#### Short exercise
Look for the string "title" in every line, and copy each line that has it.

──────── Task input ────────

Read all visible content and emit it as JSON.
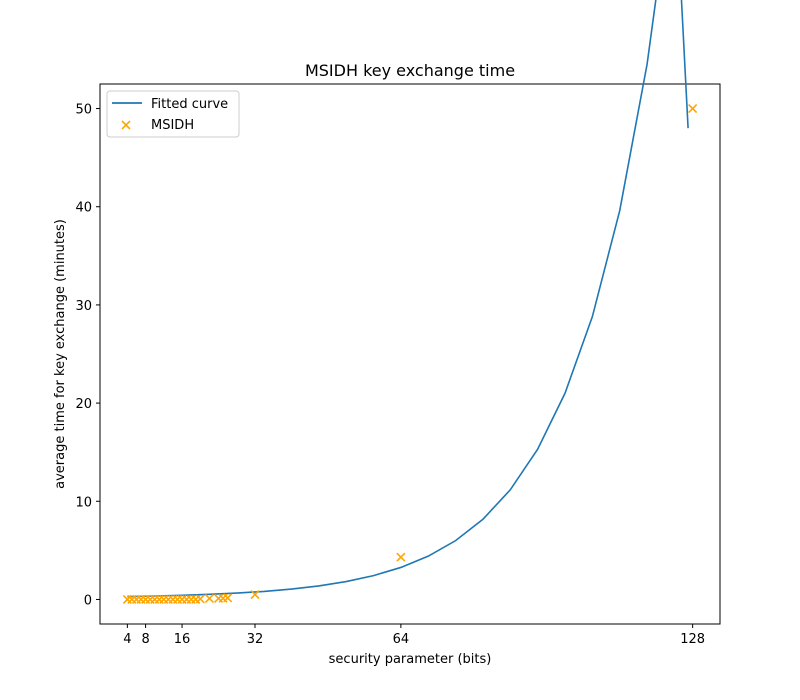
{
  "chart_data": {
    "type": "scatter",
    "title": "MSIDH key exchange time",
    "xlabel": "security parameter (bits)",
    "ylabel": "average time for key exchange (minutes)",
    "xlim": [
      -2,
      134
    ],
    "ylim": [
      -2.5,
      52.5
    ],
    "xticks": [
      4,
      8,
      16,
      32,
      64,
      128
    ],
    "yticks": [
      0,
      10,
      20,
      30,
      40,
      50
    ],
    "grid": false,
    "legend_position": "top-left",
    "series": [
      {
        "name": "Fitted curve",
        "kind": "line",
        "color": "#1f77b4",
        "x": [
          4,
          10,
          16,
          22,
          28,
          34,
          40,
          46,
          52,
          58,
          64,
          70,
          76,
          82,
          88,
          94,
          100,
          106,
          112,
          118,
          124,
          127
        ],
        "y": [
          0.29,
          0.35,
          0.42,
          0.52,
          0.65,
          0.82,
          1.06,
          1.38,
          1.82,
          2.43,
          3.26,
          4.41,
          5.99,
          8.17,
          11.17,
          15.3,
          21.0,
          28.8,
          39.6,
          54.5,
          75.0,
          48.0
        ]
      },
      {
        "name": "MSIDH",
        "kind": "scatter",
        "marker": "x",
        "color": "#ffa500",
        "x": [
          4,
          5,
          6,
          7,
          8,
          9,
          10,
          11,
          12,
          13,
          14,
          15,
          16,
          17,
          18,
          19,
          20,
          22,
          24,
          25,
          26,
          32,
          64,
          128
        ],
        "y": [
          0.0,
          0.0,
          0.0,
          0.0,
          0.0,
          0.0,
          0.0,
          0.0,
          0.0,
          0.0,
          0.0,
          0.0,
          0.0,
          0.0,
          0.0,
          0.0,
          0.05,
          0.1,
          0.1,
          0.12,
          0.15,
          0.5,
          4.3,
          50.0
        ]
      }
    ]
  }
}
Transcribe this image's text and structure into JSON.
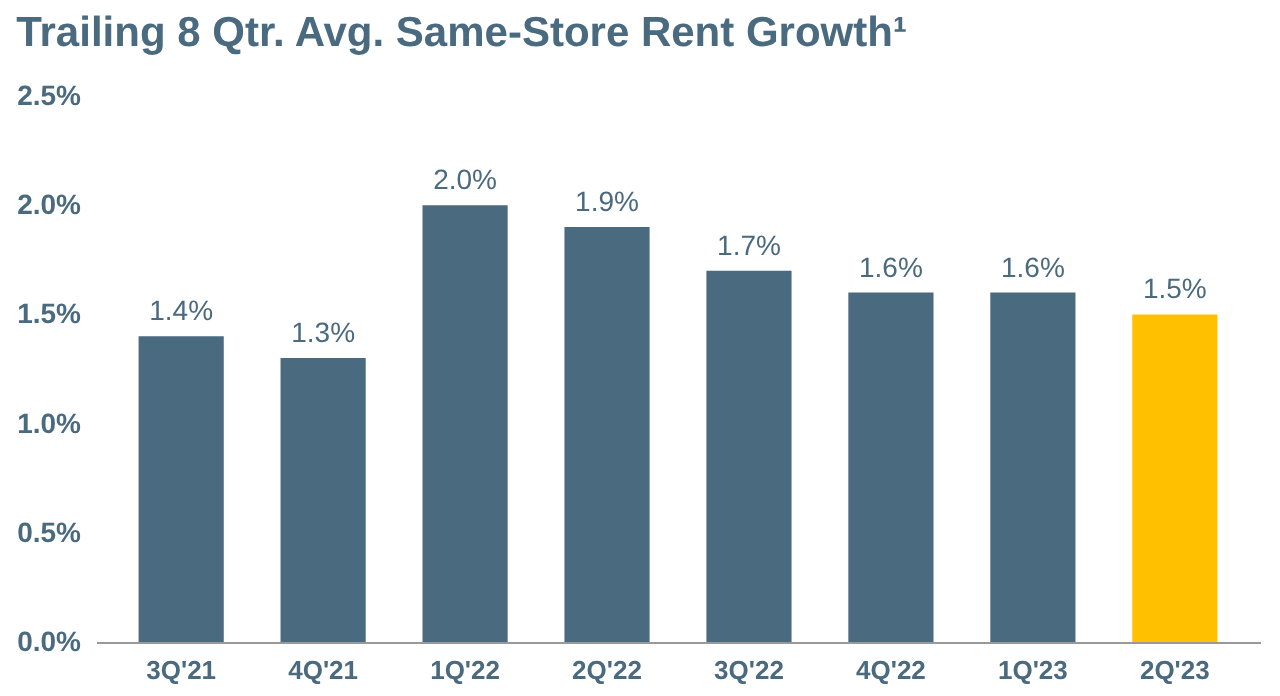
{
  "chart_data": {
    "type": "bar",
    "title": "Trailing 8 Qtr. Avg. Same-Store Rent Growth¹",
    "categories": [
      "3Q'21",
      "4Q'21",
      "1Q'22",
      "2Q'22",
      "3Q'22",
      "4Q'22",
      "1Q'23",
      "2Q'23"
    ],
    "values": [
      1.4,
      1.3,
      2.0,
      1.9,
      1.7,
      1.6,
      1.6,
      1.5
    ],
    "colors": [
      "#4a6a80",
      "#4a6a80",
      "#4a6a80",
      "#4a6a80",
      "#4a6a80",
      "#4a6a80",
      "#4a6a80",
      "#ffc000"
    ],
    "value_labels": [
      "1.4%",
      "1.3%",
      "2.0%",
      "1.9%",
      "1.7%",
      "1.6%",
      "1.6%",
      "1.5%"
    ],
    "ylim": [
      0,
      2.5
    ],
    "yticks": [
      {
        "value": 0,
        "label": "0.0%"
      },
      {
        "value": 0.5,
        "label": "0.5%"
      },
      {
        "value": 1.0,
        "label": "1.0%"
      },
      {
        "value": 1.5,
        "label": "1.5%"
      },
      {
        "value": 2.0,
        "label": "2.0%"
      },
      {
        "value": 2.5,
        "label": "2.5%"
      }
    ],
    "grid": false
  }
}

────────

#### Result for this task
    "title": "MSIDH key exchange time",
    "title": "Trailing 8 Qtr. Avg. Same-Store Rent Growth¹",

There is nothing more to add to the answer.